== Supplied records ==

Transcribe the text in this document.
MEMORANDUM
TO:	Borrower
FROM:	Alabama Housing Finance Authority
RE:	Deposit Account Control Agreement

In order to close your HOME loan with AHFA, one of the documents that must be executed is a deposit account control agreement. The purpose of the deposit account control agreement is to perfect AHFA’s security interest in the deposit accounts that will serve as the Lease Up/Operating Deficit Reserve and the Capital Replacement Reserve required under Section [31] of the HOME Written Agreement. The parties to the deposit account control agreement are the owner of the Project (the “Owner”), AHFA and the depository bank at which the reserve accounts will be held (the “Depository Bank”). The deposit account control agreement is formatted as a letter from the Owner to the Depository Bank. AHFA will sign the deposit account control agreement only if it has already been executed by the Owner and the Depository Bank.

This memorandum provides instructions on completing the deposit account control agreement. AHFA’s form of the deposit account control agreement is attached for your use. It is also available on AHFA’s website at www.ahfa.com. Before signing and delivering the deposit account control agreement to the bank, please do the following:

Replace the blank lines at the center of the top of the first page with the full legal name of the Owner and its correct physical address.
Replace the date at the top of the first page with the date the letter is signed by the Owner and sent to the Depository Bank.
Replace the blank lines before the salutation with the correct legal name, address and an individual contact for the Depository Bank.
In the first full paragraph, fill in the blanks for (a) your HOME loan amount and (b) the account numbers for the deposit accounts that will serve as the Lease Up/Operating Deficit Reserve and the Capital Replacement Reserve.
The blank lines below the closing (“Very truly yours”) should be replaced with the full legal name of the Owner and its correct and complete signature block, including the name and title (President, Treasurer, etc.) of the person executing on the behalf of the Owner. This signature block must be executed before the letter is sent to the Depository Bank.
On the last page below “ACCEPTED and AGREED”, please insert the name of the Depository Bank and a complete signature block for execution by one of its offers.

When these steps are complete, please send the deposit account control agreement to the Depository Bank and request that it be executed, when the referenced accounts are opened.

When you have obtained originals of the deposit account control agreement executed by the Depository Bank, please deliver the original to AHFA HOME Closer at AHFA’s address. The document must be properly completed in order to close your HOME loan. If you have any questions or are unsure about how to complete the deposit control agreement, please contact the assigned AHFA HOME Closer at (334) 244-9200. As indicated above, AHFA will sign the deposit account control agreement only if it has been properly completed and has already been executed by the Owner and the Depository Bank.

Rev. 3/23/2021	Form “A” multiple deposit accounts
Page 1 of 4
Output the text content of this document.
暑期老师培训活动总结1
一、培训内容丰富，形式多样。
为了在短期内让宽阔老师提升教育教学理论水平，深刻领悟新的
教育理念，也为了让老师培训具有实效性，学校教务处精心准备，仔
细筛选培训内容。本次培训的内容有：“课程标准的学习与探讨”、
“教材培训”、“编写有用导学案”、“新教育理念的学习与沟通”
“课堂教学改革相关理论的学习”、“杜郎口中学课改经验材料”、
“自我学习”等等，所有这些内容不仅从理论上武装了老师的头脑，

===

* **Exercise task**: Search the entries for the word "lines" and pick out every line that holds it.

* **Response**:
Replace the blank lines at the center of the top of the first page with the full legal name of the Owner and its correct physical address.
Replace the blank lines before the salutation with the correct legal name, address and an individual contact for the Depository Bank.
The blank lines below the closing (“Very truly yours”) should be replaced with the full legal name of the Owner and its correct and complete signature block, including the name and title (President, Treasurer, etc.) of the person executing on the behalf of the Owner. This signature block must be executed before the letter is sent to the Depository Bank.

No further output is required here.